= Task description =
Word for word, transcribe the lines below and drop the pictures.
..........
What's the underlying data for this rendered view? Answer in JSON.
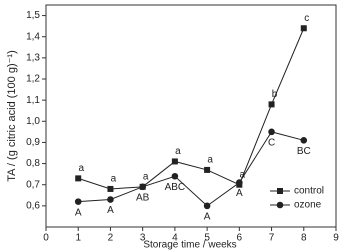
{
  "chart_data": {
    "type": "line",
    "x_label": "Storage time / weeks",
    "y_label": "TA / (g citric acid (100 g)⁻¹)",
    "x": [
      1,
      2,
      3,
      4,
      5,
      6,
      7,
      8
    ],
    "series": [
      {
        "name": "control",
        "color": "#222222",
        "marker": "square",
        "values": [
          0.73,
          0.68,
          0.69,
          0.81,
          0.77,
          0.7,
          1.08,
          1.44
        ],
        "annotations": [
          "a",
          "a",
          "a",
          "a",
          "a",
          "a",
          "b",
          "c"
        ]
      },
      {
        "name": "ozone",
        "color": "#222222",
        "marker": "circle",
        "values": [
          0.62,
          0.63,
          0.69,
          0.74,
          0.6,
          0.71,
          0.95,
          0.91
        ],
        "annotations": [
          "A",
          "A",
          "AB",
          "ABC",
          "A",
          "A",
          "C",
          "BC"
        ]
      }
    ],
    "xlim": [
      0,
      9
    ],
    "xticks": [
      0,
      1,
      2,
      3,
      4,
      5,
      6,
      7,
      8,
      9
    ],
    "ylim": [
      0.5,
      1.55
    ],
    "yticks": [
      {
        "value": 0.6,
        "label": "0,6"
      },
      {
        "value": 0.7,
        "label": "0,7"
      },
      {
        "value": 0.8,
        "label": "0,8"
      },
      {
        "value": 0.9,
        "label": "0,9"
      },
      {
        "value": 1.0,
        "label": "1,0"
      },
      {
        "value": 1.1,
        "label": "1,1"
      },
      {
        "value": 1.2,
        "label": "1,2"
      },
      {
        "value": 1.3,
        "label": "1,3"
      },
      {
        "value": 1.4,
        "label": "1,4"
      },
      {
        "value": 1.5,
        "label": "1,5"
      }
    ],
    "legend": "lower right"
  }
}
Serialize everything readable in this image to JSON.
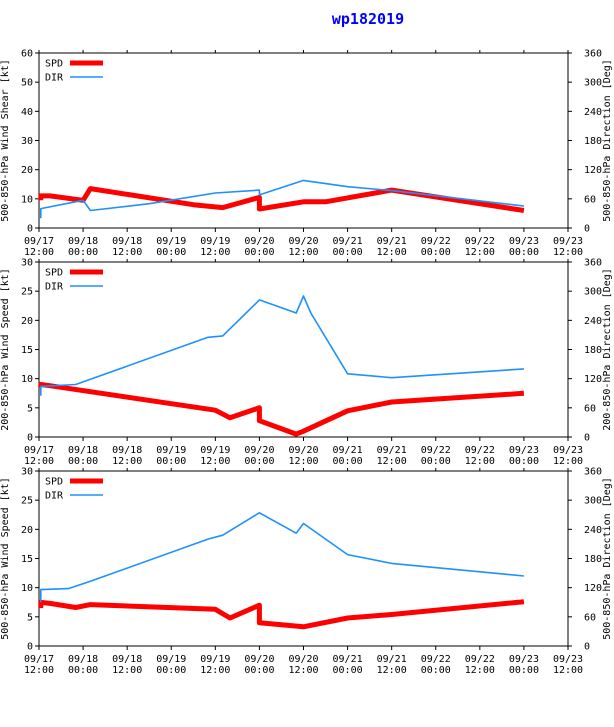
..........
= Response to this task =
What's the underlying data for this rendered view? Answer in JSON.
{
  "chart_data": {
    "type": "line",
    "x_label": "Storage time / weeks",
    "y_label": "TA / (g citric acid (100 g)⁻¹)",
    "x": [
      1,
      2,
      3,
      4,
      5,
      6,
      7,
      8
    ],
    "series": [
      {
        "name": "control",
        "color": "#222222",
        "marker": "square",
        "values": [
          0.73,
          0.68,
          0.69,
          0.81,
          0.77,
          0.7,
          1.08,
          1.44
        ],
        "annotations": [
          "a",
          "a",
          "a",
          "a",
          "a",
          "a",
          "b",
          "c"
        ]
      },
      {
        "name": "ozone",
        "color": "#222222",
        "marker": "circle",
        "values": [
          0.62,
          0.63,
          0.69,
          0.74,
          0.6,
          0.71,
          0.95,
          0.91
        ],
        "annotations": [
          "A",
          "A",
          "AB",
          "ABC",
          "A",
          "A",
          "C",
          "BC"
        ]
      }
    ],
    "xlim": [
      0,
      9
    ],
    "xticks": [
      0,
      1,
      2,
      3,
      4,
      5,
      6,
      7,
      8,
      9
    ],
    "ylim": [
      0.5,
      1.55
    ],
    "yticks": [
      {
        "value": 0.6,
        "label": "0,6"
      },
      {
        "value": 0.7,
        "label": "0,7"
      },
      {
        "value": 0.8,
        "label": "0,8"
      },
      {
        "value": 0.9,
        "label": "0,9"
      },
      {
        "value": 1.0,
        "label": "1,0"
      },
      {
        "value": 1.1,
        "label": "1,1"
      },
      {
        "value": 1.2,
        "label": "1,2"
      },
      {
        "value": 1.3,
        "label": "1,3"
      },
      {
        "value": 1.4,
        "label": "1,4"
      },
      {
        "value": 1.5,
        "label": "1,5"
      }
    ],
    "legend": "lower right"
  }
}
Serialize everything readable in this image to JSON.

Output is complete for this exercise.